### Raw records
========================================
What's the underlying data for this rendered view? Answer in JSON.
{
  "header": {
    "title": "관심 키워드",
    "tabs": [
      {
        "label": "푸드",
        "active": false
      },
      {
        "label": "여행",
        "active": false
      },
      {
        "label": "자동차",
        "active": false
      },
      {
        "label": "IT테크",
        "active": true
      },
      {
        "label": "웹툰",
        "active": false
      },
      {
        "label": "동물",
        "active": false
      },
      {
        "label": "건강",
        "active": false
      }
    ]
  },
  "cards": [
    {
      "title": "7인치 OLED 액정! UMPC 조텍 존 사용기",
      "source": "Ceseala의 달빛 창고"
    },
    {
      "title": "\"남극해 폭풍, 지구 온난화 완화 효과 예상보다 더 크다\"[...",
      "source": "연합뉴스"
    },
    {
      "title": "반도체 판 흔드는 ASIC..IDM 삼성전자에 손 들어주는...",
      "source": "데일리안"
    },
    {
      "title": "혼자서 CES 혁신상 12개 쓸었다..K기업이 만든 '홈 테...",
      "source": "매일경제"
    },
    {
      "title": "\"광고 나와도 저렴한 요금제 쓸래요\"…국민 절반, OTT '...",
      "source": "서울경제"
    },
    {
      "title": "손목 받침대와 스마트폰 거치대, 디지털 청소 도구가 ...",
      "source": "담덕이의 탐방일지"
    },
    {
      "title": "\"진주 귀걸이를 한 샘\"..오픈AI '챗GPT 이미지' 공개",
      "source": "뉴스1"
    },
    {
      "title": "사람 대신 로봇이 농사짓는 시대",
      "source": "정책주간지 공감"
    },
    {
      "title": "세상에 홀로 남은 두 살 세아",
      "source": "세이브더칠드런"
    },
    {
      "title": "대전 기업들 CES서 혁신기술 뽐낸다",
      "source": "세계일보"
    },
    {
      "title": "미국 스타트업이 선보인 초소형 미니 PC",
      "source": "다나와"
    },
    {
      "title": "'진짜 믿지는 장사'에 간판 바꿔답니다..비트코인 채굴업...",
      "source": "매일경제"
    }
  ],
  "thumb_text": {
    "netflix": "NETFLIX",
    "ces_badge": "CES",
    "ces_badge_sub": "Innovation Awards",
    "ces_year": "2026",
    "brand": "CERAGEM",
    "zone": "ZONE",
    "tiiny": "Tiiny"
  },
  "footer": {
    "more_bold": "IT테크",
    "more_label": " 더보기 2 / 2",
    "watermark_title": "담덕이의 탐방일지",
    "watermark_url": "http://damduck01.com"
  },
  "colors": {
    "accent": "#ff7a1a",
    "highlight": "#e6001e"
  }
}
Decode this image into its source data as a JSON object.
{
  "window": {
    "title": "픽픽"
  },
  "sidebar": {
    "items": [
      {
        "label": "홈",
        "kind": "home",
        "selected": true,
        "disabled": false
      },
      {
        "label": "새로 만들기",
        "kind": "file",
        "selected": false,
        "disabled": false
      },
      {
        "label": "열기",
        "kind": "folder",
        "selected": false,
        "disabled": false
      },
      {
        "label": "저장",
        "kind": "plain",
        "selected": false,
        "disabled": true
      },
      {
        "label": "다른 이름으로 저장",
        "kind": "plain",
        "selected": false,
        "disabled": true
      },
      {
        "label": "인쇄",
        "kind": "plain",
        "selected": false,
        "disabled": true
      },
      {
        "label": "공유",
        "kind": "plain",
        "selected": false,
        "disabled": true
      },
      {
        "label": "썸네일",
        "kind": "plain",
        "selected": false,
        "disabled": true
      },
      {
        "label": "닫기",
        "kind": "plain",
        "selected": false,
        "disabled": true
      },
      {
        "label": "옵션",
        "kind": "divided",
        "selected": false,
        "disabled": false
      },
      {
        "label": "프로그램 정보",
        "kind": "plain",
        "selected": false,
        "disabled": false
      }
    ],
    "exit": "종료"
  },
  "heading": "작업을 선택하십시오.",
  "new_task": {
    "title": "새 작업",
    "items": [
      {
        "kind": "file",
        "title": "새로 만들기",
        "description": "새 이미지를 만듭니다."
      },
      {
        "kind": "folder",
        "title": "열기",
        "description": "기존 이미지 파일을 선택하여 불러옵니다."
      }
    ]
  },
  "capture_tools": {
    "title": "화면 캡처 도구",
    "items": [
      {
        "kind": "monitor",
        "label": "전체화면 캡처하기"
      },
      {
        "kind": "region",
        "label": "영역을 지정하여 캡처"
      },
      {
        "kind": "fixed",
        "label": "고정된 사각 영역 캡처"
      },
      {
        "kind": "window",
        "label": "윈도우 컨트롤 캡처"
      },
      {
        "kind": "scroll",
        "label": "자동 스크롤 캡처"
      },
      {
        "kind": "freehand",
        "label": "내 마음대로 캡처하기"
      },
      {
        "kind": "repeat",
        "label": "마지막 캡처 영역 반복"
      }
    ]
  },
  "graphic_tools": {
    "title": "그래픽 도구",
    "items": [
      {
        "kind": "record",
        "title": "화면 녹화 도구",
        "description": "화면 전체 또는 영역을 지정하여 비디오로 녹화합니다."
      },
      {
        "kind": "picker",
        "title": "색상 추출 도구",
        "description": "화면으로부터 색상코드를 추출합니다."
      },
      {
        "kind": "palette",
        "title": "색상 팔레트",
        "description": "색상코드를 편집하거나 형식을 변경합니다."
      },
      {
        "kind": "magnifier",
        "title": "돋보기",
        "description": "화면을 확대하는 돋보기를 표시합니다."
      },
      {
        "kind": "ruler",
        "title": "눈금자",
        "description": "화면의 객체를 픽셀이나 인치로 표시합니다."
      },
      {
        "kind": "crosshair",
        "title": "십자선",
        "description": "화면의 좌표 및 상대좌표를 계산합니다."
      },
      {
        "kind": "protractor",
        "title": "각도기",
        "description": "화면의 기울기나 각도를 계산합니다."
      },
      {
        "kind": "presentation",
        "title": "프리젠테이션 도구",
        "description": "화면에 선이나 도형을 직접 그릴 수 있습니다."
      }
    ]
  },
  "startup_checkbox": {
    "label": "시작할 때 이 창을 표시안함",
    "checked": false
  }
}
========================================
### Required work
The entries above should be repeated exactly, every one of them.

### Result of the task
What's the underlying data for this rendered view? Answer in JSON.
{
  "header": {
    "title": "관심 키워드",
    "tabs": [
      {
        "label": "푸드",
        "active": false
      },
      {
        "label": "여행",
        "active": false
      },
      {
        "label": "자동차",
        "active": false
      },
      {
        "label": "IT테크",
        "active": true
      },
      {
        "label": "웹툰",
        "active": false
      },
      {
        "label": "동물",
        "active": false
      },
      {
        "label": "건강",
        "active": false
      }
    ]
  },
  "cards": [
    {
      "title": "7인치 OLED 액정! UMPC 조텍 존 사용기",
      "source": "Ceseala의 달빛 창고"
    },
    {
      "title": "\"남극해 폭풍, 지구 온난화 완화 효과 예상보다 더 크다\"[...",
      "source": "연합뉴스"
    },
    {
      "title": "반도체 판 흔드는 ASIC..IDM 삼성전자에 손 들어주는...",
      "source": "데일리안"
    },
    {
      "title": "혼자서 CES 혁신상 12개 쓸었다..K기업이 만든 '홈 테...",
      "source": "매일경제"
    },
    {
      "title": "\"광고 나와도 저렴한 요금제 쓸래요\"…국민 절반, OTT '...",
      "source": "서울경제"
    },
    {
      "title": "손목 받침대와 스마트폰 거치대, 디지털 청소 도구가 ...",
      "source": "담덕이의 탐방일지"
    },
    {
      "title": "\"진주 귀걸이를 한 샘\"..오픈AI '챗GPT 이미지' 공개",
      "source": "뉴스1"
    },
    {
      "title": "사람 대신 로봇이 농사짓는 시대",
      "source": "정책주간지 공감"
    },
    {
      "title": "세상에 홀로 남은 두 살 세아",
      "source": "세이브더칠드런"
    },
    {
      "title": "대전 기업들 CES서 혁신기술 뽐낸다",
      "source": "세계일보"
    },
    {
      "title": "미국 스타트업이 선보인 초소형 미니 PC",
      "source": "다나와"
    },
    {
      "title": "'진짜 믿지는 장사'에 간판 바꿔답니다..비트코인 채굴업...",
      "source": "매일경제"
    }
  ],
  "thumb_text": {
    "netflix": "NETFLIX",
    "ces_badge": "CES",
    "ces_badge_sub": "Innovation Awards",
    "ces_year": "2026",
    "brand": "CERAGEM",
    "zone": "ZONE",
    "tiiny": "Tiiny"
  },
  "footer": {
    "more_bold": "IT테크",
    "more_label": " 더보기 2 / 2",
    "watermark_title": "담덕이의 탐방일지",
    "watermark_url": "http://damduck01.com"
  },
  "colors": {
    "accent": "#ff7a1a",
    "highlight": "#e6001e"
  }
}
Decode this image into its source data as a JSON object.
{
  "window": {
    "title": "픽픽"
  },
  "sidebar": {
    "items": [
      {
        "label": "홈",
        "kind": "home",
        "selected": true,
        "disabled": false
      },
      {
        "label": "새로 만들기",
        "kind": "file",
        "selected": false,
        "disabled": false
      },
      {
        "label": "열기",
        "kind": "folder",
        "selected": false,
        "disabled": false
      },
      {
        "label": "저장",
        "kind": "plain",
        "selected": false,
        "disabled": true
      },
      {
        "label": "다른 이름으로 저장",
        "kind": "plain",
        "selected": false,
        "disabled": true
      },
      {
        "label": "인쇄",
        "kind": "plain",
        "selected": false,
        "disabled": true
      },
      {
        "label": "공유",
        "kind": "plain",
        "selected": false,
        "disabled": true
      },
      {
        "label": "썸네일",
        "kind": "plain",
        "selected": false,
        "disabled": true
      },
      {
        "label": "닫기",
        "kind": "plain",
        "selected": false,
        "disabled": true
      },
      {
        "label": "옵션",
        "kind": "divided",
        "selected": false,
        "disabled": false
      },
      {
        "label": "프로그램 정보",
        "kind": "plain",
        "selected": false,
        "disabled": false
      }
    ],
    "exit": "종료"
  },
  "heading": "작업을 선택하십시오.",
  "new_task": {
    "title": "새 작업",
    "items": [
      {
        "kind": "file",
        "title": "새로 만들기",
        "description": "새 이미지를 만듭니다."
      },
      {
        "kind": "folder",
        "title": "열기",
        "description": "기존 이미지 파일을 선택하여 불러옵니다."
      }
    ]
  },
  "capture_tools": {
    "title": "화면 캡처 도구",
    "items": [
      {
        "kind": "monitor",
        "label": "전체화면 캡처하기"
      },
      {
        "kind": "region",
        "label": "영역을 지정하여 캡처"
      },
      {
        "kind": "fixed",
        "label": "고정된 사각 영역 캡처"
      },
      {
        "kind": "window",
        "label": "윈도우 컨트롤 캡처"
      },
      {
        "kind": "scroll",
        "label": "자동 스크롤 캡처"
      },
      {
        "kind": "freehand",
        "label": "내 마음대로 캡처하기"
      },
      {
        "kind": "repeat",
        "label": "마지막 캡처 영역 반복"
      }
    ]
  },
  "graphic_tools": {
    "title": "그래픽 도구",
    "items": [
      {
        "kind": "record",
        "title": "화면 녹화 도구",
        "description": "화면 전체 또는 영역을 지정하여 비디오로 녹화합니다."
      },
      {
        "kind": "picker",
        "title": "색상 추출 도구",
        "description": "화면으로부터 색상코드를 추출합니다."
      },
      {
        "kind": "palette",
        "title": "색상 팔레트",
        "description": "색상코드를 편집하거나 형식을 변경합니다."
      },
      {
        "kind": "magnifier",
        "title": "돋보기",
        "description": "화면을 확대하는 돋보기를 표시합니다."
      },
      {
        "kind": "ruler",
        "title": "눈금자",
        "description": "화면의 객체를 픽셀이나 인치로 표시합니다."
      },
      {
        "kind": "crosshair",
        "title": "십자선",
        "description": "화면의 좌표 및 상대좌표를 계산합니다."
      },
      {
        "kind": "protractor",
        "title": "각도기",
        "description": "화면의 기울기나 각도를 계산합니다."
      },
      {
        "kind": "presentation",
        "title": "프리젠테이션 도구",
        "description": "화면에 선이나 도형을 직접 그릴 수 있습니다."
      }
    ]
  },
  "startup_checkbox": {
    "label": "시작할 때 이 창을 표시안함",
    "checked": false
  }
}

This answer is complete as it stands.